___ Dataset extract ___
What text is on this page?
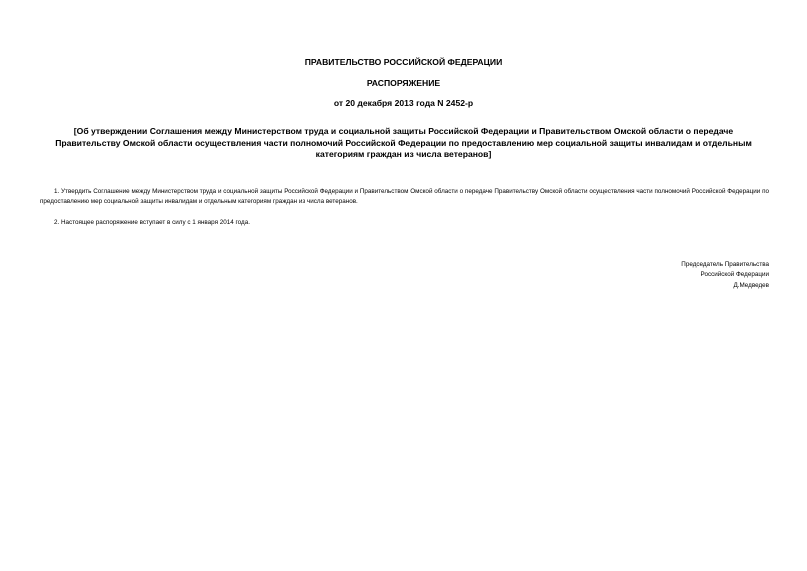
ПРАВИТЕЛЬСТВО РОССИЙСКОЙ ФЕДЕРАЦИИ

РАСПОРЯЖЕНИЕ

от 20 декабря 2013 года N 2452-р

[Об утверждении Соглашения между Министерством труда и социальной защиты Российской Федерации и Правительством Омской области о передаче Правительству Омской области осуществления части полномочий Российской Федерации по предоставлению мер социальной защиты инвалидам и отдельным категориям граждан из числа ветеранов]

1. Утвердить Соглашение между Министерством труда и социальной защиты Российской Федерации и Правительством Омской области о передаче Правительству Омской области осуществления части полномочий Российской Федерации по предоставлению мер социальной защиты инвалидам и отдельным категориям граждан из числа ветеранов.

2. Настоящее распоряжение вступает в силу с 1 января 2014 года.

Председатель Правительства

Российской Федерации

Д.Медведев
___
- Directions: Copy every line of the data exactly as written, excluding the pictures.

- Right answer:
What text is on this page?
ПРАВИТЕЛЬСТВО РОССИЙСКОЙ ФЕДЕРАЦИИ

РАСПОРЯЖЕНИЕ

от 20 декабря 2013 года N 2452-р

[Об утверждении Соглашения между Министерством труда и социальной защиты Российской Федерации и Правительством Омской области о передаче Правительству Омской области осуществления части полномочий Российской Федерации по предоставлению мер социальной защиты инвалидам и отдельным категориям граждан из числа ветеранов]

1. Утвердить Соглашение между Министерством труда и социальной защиты Российской Федерации и Правительством Омской области о передаче Правительству Омской области осуществления части полномочий Российской Федерации по предоставлению мер социальной защиты инвалидам и отдельным категориям граждан из числа ветеранов.

2. Настоящее распоряжение вступает в силу с 1 января 2014 года.

Председатель Правительства

Российской Федерации

Д.Медведев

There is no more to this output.